▶ **Given instruction**
Write the line that includes "Output a JSON" and all subsequent lines, exactly as written, and nothing more.

Stored entries
++++++++++++++++++++
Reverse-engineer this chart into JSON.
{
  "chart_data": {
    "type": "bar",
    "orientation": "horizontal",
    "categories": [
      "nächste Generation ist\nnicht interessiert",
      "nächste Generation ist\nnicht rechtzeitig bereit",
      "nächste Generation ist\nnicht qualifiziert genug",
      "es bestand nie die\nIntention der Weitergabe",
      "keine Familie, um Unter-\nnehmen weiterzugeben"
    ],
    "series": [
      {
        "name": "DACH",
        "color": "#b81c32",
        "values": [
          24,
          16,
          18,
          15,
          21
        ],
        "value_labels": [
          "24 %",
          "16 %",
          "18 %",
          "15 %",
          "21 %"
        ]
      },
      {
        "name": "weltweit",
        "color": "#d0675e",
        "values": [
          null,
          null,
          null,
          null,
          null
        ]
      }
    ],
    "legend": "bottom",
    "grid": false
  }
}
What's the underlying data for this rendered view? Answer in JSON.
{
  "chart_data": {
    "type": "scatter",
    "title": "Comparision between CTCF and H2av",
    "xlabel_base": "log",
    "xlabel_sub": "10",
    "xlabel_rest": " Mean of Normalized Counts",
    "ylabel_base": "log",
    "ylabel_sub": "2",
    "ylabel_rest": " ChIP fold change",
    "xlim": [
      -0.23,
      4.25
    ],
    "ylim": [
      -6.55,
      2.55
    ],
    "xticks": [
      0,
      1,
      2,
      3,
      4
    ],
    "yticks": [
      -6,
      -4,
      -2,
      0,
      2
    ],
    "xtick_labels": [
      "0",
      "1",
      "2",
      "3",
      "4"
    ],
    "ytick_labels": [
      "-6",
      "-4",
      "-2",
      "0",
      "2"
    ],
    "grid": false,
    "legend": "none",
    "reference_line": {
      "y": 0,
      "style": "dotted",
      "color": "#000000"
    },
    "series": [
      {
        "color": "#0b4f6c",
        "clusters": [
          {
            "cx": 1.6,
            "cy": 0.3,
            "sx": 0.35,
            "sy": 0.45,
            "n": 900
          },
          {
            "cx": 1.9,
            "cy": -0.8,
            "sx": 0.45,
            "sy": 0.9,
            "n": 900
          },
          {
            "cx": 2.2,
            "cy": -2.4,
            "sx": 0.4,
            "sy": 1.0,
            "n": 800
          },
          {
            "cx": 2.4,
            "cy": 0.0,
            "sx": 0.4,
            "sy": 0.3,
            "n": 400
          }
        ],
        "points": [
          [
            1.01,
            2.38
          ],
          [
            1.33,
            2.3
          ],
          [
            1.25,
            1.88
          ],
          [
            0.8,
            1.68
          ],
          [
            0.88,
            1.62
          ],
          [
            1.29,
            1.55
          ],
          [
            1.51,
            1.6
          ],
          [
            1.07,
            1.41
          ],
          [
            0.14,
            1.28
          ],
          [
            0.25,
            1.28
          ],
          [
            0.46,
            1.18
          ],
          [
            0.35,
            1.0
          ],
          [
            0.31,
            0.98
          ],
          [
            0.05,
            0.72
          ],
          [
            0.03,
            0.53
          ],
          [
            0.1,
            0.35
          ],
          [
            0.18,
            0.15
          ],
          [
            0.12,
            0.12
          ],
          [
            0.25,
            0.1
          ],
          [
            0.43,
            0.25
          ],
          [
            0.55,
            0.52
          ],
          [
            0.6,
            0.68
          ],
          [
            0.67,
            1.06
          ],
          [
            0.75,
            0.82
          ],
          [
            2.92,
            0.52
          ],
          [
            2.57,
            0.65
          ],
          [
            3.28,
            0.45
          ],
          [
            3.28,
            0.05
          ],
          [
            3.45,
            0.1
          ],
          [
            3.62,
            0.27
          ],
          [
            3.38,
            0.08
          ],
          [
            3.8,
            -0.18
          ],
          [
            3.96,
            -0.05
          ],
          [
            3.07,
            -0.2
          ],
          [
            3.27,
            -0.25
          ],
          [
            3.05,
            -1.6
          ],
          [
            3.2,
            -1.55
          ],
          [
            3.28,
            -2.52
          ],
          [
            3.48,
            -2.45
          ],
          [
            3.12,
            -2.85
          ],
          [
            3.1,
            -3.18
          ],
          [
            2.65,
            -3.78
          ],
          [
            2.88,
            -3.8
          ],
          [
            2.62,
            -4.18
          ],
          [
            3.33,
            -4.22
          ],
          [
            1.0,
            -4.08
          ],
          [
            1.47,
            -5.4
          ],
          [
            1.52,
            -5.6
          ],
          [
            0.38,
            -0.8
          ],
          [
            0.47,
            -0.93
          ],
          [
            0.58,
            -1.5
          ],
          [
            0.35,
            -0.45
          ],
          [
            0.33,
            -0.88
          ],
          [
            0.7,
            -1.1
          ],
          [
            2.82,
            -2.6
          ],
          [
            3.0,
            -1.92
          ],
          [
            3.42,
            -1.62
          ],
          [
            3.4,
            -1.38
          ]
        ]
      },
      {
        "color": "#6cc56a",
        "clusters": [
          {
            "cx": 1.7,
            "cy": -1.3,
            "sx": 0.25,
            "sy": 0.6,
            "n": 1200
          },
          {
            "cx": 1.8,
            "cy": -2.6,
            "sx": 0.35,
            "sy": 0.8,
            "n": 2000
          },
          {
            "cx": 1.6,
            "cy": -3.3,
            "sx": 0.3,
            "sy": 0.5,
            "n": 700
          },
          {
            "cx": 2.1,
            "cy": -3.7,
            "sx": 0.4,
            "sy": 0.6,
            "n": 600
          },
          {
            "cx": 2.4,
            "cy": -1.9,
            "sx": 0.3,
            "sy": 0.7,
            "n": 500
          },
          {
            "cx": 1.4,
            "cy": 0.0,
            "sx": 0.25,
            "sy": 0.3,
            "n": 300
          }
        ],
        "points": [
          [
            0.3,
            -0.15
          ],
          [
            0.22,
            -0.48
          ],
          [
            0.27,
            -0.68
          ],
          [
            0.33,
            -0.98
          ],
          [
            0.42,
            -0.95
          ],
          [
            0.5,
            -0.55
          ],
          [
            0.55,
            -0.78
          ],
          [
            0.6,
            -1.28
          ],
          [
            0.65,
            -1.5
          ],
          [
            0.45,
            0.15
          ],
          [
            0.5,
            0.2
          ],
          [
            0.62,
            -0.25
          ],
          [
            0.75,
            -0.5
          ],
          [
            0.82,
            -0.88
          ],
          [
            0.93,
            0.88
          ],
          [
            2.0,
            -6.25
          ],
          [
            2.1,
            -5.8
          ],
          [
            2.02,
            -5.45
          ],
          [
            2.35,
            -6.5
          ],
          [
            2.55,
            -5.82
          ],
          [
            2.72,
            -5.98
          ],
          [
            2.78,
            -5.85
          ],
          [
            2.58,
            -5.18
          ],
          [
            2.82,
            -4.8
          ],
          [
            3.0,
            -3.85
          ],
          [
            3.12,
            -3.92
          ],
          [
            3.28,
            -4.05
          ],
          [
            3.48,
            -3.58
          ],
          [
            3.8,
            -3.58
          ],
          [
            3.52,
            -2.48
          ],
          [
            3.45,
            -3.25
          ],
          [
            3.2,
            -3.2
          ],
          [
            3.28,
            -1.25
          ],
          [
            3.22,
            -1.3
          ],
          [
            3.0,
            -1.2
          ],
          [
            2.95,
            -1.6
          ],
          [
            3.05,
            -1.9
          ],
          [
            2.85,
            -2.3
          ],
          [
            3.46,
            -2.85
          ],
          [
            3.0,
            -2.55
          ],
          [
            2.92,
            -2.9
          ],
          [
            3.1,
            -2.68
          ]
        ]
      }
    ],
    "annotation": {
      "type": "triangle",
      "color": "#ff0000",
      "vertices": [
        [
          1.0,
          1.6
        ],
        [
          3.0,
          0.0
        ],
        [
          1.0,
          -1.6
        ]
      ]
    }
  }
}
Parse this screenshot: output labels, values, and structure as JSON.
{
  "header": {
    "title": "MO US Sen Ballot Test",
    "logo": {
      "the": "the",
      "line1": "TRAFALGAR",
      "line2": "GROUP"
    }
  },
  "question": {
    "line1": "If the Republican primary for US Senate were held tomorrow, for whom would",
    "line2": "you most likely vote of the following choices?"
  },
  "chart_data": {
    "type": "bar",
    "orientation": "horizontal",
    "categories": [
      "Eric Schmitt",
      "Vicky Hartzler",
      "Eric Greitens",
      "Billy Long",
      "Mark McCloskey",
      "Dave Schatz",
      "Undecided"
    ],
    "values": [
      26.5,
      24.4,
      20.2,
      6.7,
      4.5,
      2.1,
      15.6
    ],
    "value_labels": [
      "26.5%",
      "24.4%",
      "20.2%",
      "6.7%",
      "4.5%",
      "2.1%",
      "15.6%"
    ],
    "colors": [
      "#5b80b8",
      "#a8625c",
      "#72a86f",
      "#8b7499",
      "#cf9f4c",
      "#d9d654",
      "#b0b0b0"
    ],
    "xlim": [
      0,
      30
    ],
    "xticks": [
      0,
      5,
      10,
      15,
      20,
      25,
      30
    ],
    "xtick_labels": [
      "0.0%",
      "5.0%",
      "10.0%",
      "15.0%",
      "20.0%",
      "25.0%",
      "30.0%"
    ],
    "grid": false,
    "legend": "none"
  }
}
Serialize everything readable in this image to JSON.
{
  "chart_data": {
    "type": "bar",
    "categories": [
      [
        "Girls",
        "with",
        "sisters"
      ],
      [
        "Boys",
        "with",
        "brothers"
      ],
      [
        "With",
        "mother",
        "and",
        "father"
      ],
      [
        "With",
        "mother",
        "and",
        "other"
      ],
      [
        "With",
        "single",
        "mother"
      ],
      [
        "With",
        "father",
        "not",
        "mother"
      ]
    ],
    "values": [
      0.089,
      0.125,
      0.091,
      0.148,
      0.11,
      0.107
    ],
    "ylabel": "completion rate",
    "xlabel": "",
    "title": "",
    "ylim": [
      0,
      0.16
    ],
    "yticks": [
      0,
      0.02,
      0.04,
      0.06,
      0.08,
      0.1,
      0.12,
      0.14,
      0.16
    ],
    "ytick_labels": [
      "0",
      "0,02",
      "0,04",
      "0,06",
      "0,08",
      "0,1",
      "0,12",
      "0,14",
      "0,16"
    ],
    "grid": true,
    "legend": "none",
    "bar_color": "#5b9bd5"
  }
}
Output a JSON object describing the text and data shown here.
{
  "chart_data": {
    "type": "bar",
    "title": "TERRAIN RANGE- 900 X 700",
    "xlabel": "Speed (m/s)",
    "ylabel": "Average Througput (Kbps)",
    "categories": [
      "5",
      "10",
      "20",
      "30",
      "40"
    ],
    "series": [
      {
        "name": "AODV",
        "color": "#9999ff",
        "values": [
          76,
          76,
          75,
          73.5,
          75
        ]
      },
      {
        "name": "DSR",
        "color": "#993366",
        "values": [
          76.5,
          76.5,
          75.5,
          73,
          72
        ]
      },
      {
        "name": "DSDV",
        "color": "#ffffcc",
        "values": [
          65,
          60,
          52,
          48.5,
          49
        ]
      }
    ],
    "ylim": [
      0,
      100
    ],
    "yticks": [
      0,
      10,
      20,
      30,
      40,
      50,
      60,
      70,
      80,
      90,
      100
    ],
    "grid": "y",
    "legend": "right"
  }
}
++++++++++++++++++++
▶ **Solved problem**
Output a JSON object describing the text and data shown here.
{
  "chart_data": {
    "type": "bar",
    "title": "TERRAIN RANGE- 900 X 700",
    "xlabel": "Speed (m/s)",
    "ylabel": "Average Througput (Kbps)",
    "categories": [
      "5",
      "10",
      "20",
      "30",
      "40"
    ],
    "series": [
      {
        "name": "AODV",
        "color": "#9999ff",
        "values": [
          76,
          76,
          75,
          73.5,
          75
        ]
      },
      {
        "name": "DSR",
        "color": "#993366",
        "values": [
          76.5,
          76.5,
          75.5,
          73,
          72
        ]
      },
      {
        "name": "DSDV",
        "color": "#ffffcc",
        "values": [
          65,
          60,
          52,
          48.5,
          49
        ]
      }
    ],
    "ylim": [
      0,
      100
    ],
    "yticks": [
      0,
      10,
      20,
      30,
      40,
      50,
      60,
      70,
      80,
      90,
      100
    ],
    "grid": "y",
    "legend": "right"
  }
}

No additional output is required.